*Data for this exercise:*
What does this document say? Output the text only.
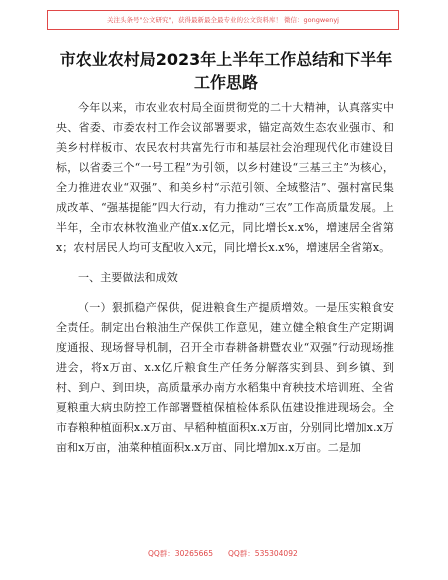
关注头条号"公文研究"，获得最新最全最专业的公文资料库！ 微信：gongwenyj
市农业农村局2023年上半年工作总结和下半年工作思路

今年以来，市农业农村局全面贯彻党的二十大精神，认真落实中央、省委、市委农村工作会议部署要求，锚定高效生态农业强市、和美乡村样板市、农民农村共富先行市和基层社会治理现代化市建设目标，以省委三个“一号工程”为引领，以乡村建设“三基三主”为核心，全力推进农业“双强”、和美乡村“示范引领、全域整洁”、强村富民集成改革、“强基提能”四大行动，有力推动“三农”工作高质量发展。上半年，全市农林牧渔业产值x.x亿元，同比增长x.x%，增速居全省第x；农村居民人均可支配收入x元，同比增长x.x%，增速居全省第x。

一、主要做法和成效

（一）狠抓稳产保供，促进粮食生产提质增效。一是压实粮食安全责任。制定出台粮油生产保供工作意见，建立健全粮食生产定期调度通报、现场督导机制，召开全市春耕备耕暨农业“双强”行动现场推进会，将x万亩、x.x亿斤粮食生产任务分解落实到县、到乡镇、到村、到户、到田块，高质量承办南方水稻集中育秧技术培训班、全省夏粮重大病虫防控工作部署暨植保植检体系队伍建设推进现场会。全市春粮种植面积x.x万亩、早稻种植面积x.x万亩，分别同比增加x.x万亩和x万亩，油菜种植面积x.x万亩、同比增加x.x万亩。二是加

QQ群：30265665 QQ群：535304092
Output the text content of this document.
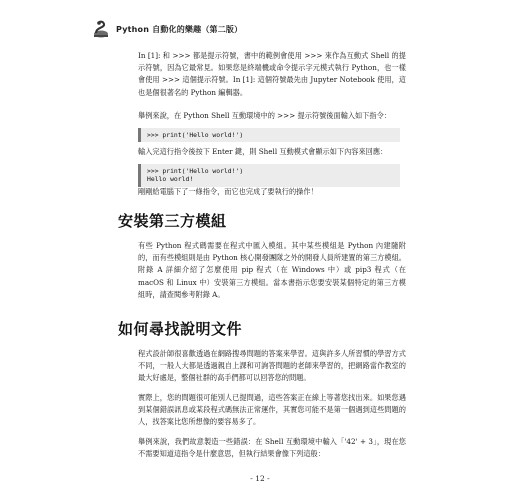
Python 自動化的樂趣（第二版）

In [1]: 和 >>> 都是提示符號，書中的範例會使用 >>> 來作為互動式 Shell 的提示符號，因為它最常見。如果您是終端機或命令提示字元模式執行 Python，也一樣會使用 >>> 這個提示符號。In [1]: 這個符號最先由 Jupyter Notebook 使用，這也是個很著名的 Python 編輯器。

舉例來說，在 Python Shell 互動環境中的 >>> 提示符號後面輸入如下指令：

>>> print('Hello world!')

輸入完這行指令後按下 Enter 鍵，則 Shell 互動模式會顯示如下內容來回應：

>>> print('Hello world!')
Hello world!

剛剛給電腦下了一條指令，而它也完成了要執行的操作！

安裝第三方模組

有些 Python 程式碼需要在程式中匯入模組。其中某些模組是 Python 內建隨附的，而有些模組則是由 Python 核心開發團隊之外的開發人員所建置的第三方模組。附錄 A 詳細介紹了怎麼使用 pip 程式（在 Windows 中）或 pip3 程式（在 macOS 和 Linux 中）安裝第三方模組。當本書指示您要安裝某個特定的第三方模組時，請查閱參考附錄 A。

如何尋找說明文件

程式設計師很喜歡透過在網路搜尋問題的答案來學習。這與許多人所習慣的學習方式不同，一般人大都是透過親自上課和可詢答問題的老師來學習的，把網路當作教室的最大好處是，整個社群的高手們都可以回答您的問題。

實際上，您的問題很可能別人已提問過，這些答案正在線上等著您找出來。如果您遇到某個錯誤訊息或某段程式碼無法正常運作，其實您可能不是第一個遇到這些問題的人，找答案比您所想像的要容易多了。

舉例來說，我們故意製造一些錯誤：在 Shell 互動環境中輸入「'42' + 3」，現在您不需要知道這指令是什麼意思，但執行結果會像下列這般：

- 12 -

*Exercise aim:*
Return all of the entries exactly as written, but drop any pictures they hold.

*Written response:*
What does this document say? Output the text only.
关注头条号"公文研究"，获得最新最全最专业的公文资料库！ 微信：gongwenyj
市农业农村局2023年上半年工作总结和下半年工作思路

今年以来，市农业农村局全面贯彻党的二十大精神，认真落实中央、省委、市委农村工作会议部署要求，锚定高效生态农业强市、和美乡村样板市、农民农村共富先行市和基层社会治理现代化市建设目标，以省委三个“一号工程”为引领，以乡村建设“三基三主”为核心，全力推进农业“双强”、和美乡村“示范引领、全域整洁”、强村富民集成改革、“强基提能”四大行动，有力推动“三农”工作高质量发展。上半年，全市农林牧渔业产值x.x亿元，同比增长x.x%，增速居全省第x；农村居民人均可支配收入x元，同比增长x.x%，增速居全省第x。

一、主要做法和成效

（一）狠抓稳产保供，促进粮食生产提质增效。一是压实粮食安全责任。制定出台粮油生产保供工作意见，建立健全粮食生产定期调度通报、现场督导机制，召开全市春耕备耕暨农业“双强”行动现场推进会，将x万亩、x.x亿斤粮食生产任务分解落实到县、到乡镇、到村、到户、到田块，高质量承办南方水稻集中育秧技术培训班、全省夏粮重大病虫防控工作部署暨植保植检体系队伍建设推进现场会。全市春粮种植面积x.x万亩、早稻种植面积x.x万亩，分别同比增加x.x万亩和x万亩，油菜种植面积x.x万亩、同比增加x.x万亩。二是加

QQ群：30265665 QQ群：535304092
Output the text content of this document.
Python 自動化的樂趣（第二版）

In [1]: 和 >>> 都是提示符號，書中的範例會使用 >>> 來作為互動式 Shell 的提示符號，因為它最常見。如果您是終端機或命令提示字元模式執行 Python，也一樣會使用 >>> 這個提示符號。In [1]: 這個符號最先由 Jupyter Notebook 使用，這也是個很著名的 Python 編輯器。

舉例來說，在 Python Shell 互動環境中的 >>> 提示符號後面輸入如下指令：

>>> print('Hello world!')

輸入完這行指令後按下 Enter 鍵，則 Shell 互動模式會顯示如下內容來回應：

>>> print('Hello world!')
Hello world!

剛剛給電腦下了一條指令，而它也完成了要執行的操作！

安裝第三方模組

有些 Python 程式碼需要在程式中匯入模組。其中某些模組是 Python 內建隨附的，而有些模組則是由 Python 核心開發團隊之外的開發人員所建置的第三方模組。附錄 A 詳細介紹了怎麼使用 pip 程式（在 Windows 中）或 pip3 程式（在 macOS 和 Linux 中）安裝第三方模組。當本書指示您要安裝某個特定的第三方模組時，請查閱參考附錄 A。

如何尋找說明文件

程式設計師很喜歡透過在網路搜尋問題的答案來學習。這與許多人所習慣的學習方式不同，一般人大都是透過親自上課和可詢答問題的老師來學習的，把網路當作教室的最大好處是，整個社群的高手們都可以回答您的問題。

實際上，您的問題很可能別人已提問過，這些答案正在線上等著您找出來。如果您遇到某個錯誤訊息或某段程式碼無法正常運作，其實您可能不是第一個遇到這些問題的人，找答案比您所想像的要容易多了。

舉例來說，我們故意製造一些錯誤：在 Shell 互動環境中輸入「'42' + 3」，現在您不需要知道這指令是什麼意思，但執行結果會像下列這般：

- 12 -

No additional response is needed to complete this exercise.